▶ RECORDED INFORMATION
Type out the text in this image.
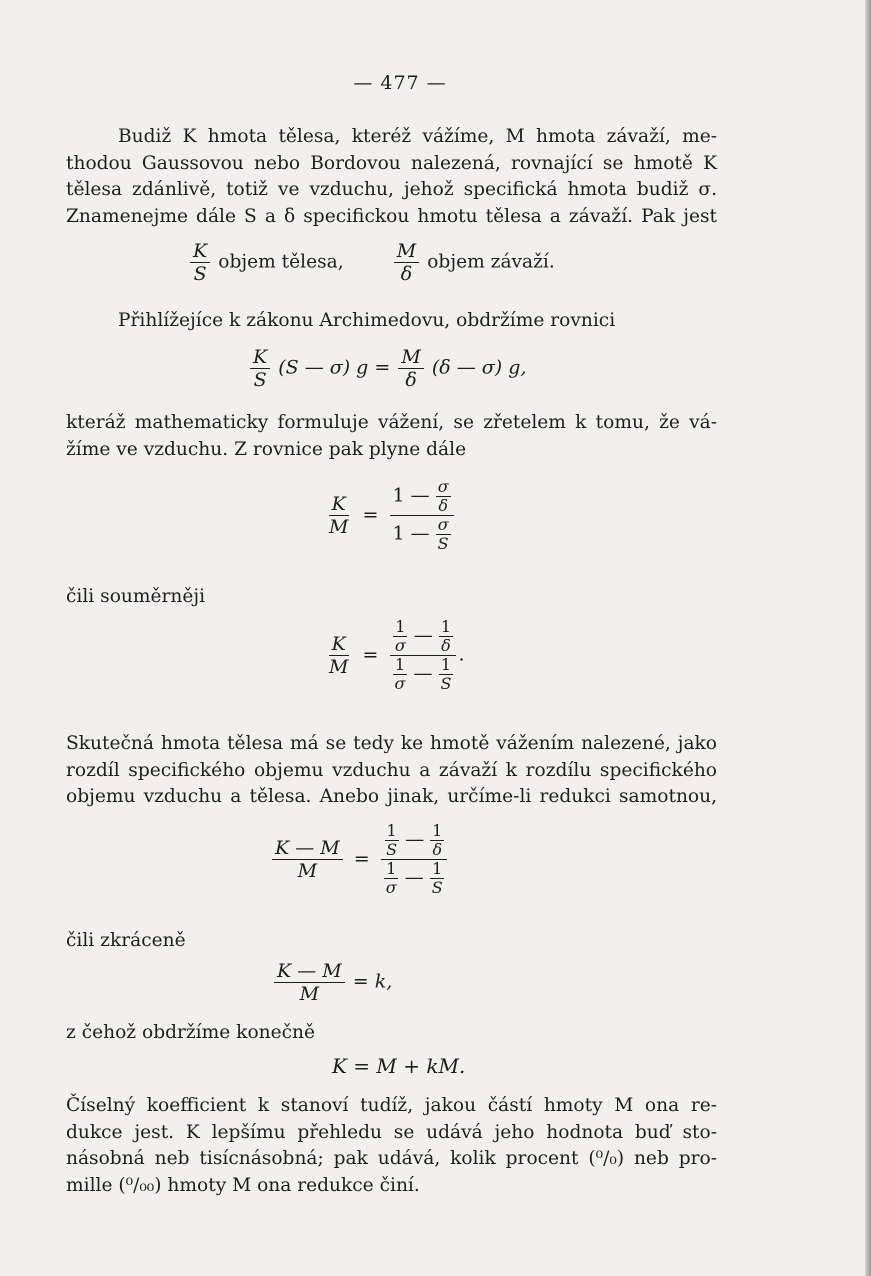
— 477 —
Budiž K hmota tělesa, kteréž vážíme, M hmota závaží, me-
thodou Gaussovou nebo Bordovou nalezená, rovnající se hmotě K
tělesa zdánlivě, totiž ve vzduchu, jehož specifická hmota budiž σ.
Znamenejme dále S a δ specifickou hmotu tělesa a závaží. Pak jest
$\frac{K}{S}$ objem tělesa,	$\frac{M}{\delta}$ objem závaží.
Přihlížejíce k zákonu Archimedovu, obdržíme rovnici
$\frac{K}{S} (S$ — σ) $g = \frac{M}{\delta} (\delta$ — σ) g,
kteráž mathematicky formuluje vážení, se zřetelem k tomu, že vá-
žíme ve vzduchu. Z rovnice pak plyne dále
$\frac{K}{M} = \frac{1 — \frac{\sigma}{\delta}}{1 — \frac{\sigma}{S}}$
čili souměrněji
$\frac{K}{M} = \frac{\frac{1}{\sigma} — \frac{1}{\delta}}{\frac{1}{\sigma} — \frac{1}{S}}$ .
Skutečná hmota tělesa má se tedy ke hmotě vážením nalezené, jako
rozdíl specifického objemu vzduchu a závaží k rozdílu specifického
objemu vzduchu a tělesa. Anebo jinak, určíme-li redukci samotnou,
$\frac{K — M}{M} = \frac{\frac{1}{S} — \frac{1}{\delta}}{\frac{1}{\sigma} — \frac{1}{S}}$
čili zkráceně
$\frac{K — M}{M} = k$,
z čehož obdržíme konečně
K = M + kM.
Číselný koefficient k stanoví tudíž, jakou částí hmoty M ona re-
dukce jest. K lepšímu přehledu se udává jeho hodnota buď sto-
násobná neb tisícnásobná; pak udává, kolik procent (⁰/₀) neb pro-
mille (⁰/₀₀) hmoty M ona redukce činí.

▶ OBJECTIVE
A number is the only answer here: how many lines of the material above contain "objemu"?

▶ WRITTEN SOLUTION
2